• **Extracted material**
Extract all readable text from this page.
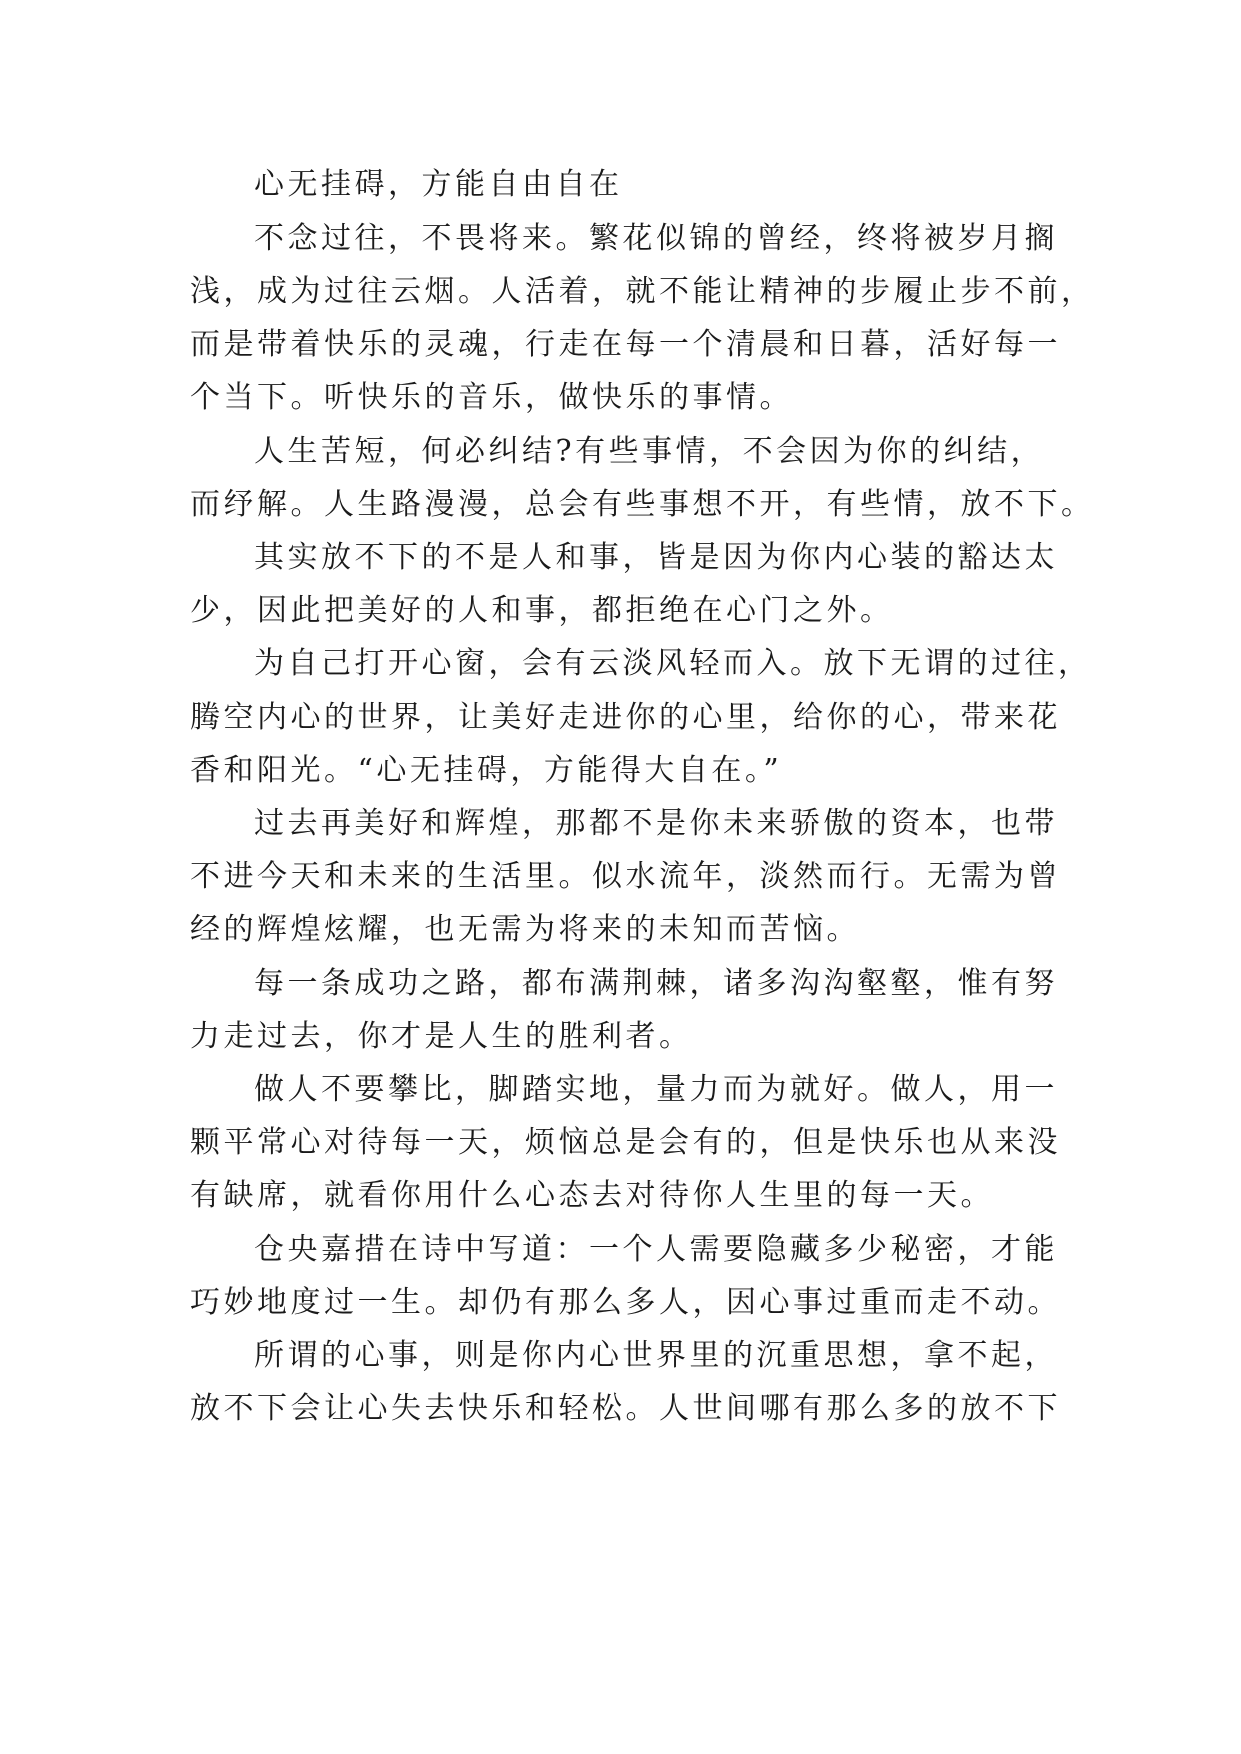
心无挂碍，方能自由自在
不念过往，不畏将来。繁花似锦的曾经，终将被岁月搁
浅，成为过往云烟。人活着，就不能让精神的步履止步不前，
而是带着快乐的灵魂，行走在每一个清晨和日暮，活好每一
个当下。听快乐的音乐，做快乐的事情。
人生苦短，何必纠结?有些事情，不会因为你的纠结，
而纾解。人生路漫漫，总会有些事想不开，有些情，放不下。
其实放不下的不是人和事，皆是因为你内心装的豁达太
少，因此把美好的人和事，都拒绝在心门之外。
为自己打开心窗，会有云淡风轻而入。放下无谓的过往，
腾空内心的世界，让美好走进你的心里，给你的心，带来花
香和阳光。“心无挂碍，方能得大自在。”
过去再美好和辉煌，那都不是你未来骄傲的资本，也带
不进今天和未来的生活里。似水流年，淡然而行。无需为曾
经的辉煌炫耀，也无需为将来的未知而苦恼。
每一条成功之路，都布满荆棘，诸多沟沟壑壑，惟有努
力走过去，你才是人生的胜利者。
做人不要攀比，脚踏实地，量力而为就好。做人，用一
颗平常心对待每一天，烦恼总是会有的，但是快乐也从来没
有缺席，就看你用什么心态去对待你人生里的每一天。
仓央嘉措在诗中写道：一个人需要隐藏多少秘密，才能
巧妙地度过一生。却仍有那么多人，因心事过重而走不动。
所谓的心事，则是你内心世界里的沉重思想，拿不起，
放不下会让心失去快乐和轻松。人世间哪有那么多的放不下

• **What the exercise asks**
Copy the listing word for word, excluding its pictures.

• **Exercise result**
Extract all readable text from this page.
心无挂碍，方能自由自在
不念过往，不畏将来。繁花似锦的曾经，终将被岁月搁
浅，成为过往云烟。人活着，就不能让精神的步履止步不前，
而是带着快乐的灵魂，行走在每一个清晨和日暮，活好每一
个当下。听快乐的音乐，做快乐的事情。
人生苦短，何必纠结?有些事情，不会因为你的纠结，
而纾解。人生路漫漫，总会有些事想不开，有些情，放不下。
其实放不下的不是人和事，皆是因为你内心装的豁达太
少，因此把美好的人和事，都拒绝在心门之外。
为自己打开心窗，会有云淡风轻而入。放下无谓的过往，
腾空内心的世界，让美好走进你的心里，给你的心，带来花
香和阳光。“心无挂碍，方能得大自在。”
过去再美好和辉煌，那都不是你未来骄傲的资本，也带
不进今天和未来的生活里。似水流年，淡然而行。无需为曾
经的辉煌炫耀，也无需为将来的未知而苦恼。
每一条成功之路，都布满荆棘，诸多沟沟壑壑，惟有努
力走过去，你才是人生的胜利者。
做人不要攀比，脚踏实地，量力而为就好。做人，用一
颗平常心对待每一天，烦恼总是会有的，但是快乐也从来没
有缺席，就看你用什么心态去对待你人生里的每一天。
仓央嘉措在诗中写道：一个人需要隐藏多少秘密，才能
巧妙地度过一生。却仍有那么多人，因心事过重而走不动。
所谓的心事，则是你内心世界里的沉重思想，拿不起，
放不下会让心失去快乐和轻松。人世间哪有那么多的放不下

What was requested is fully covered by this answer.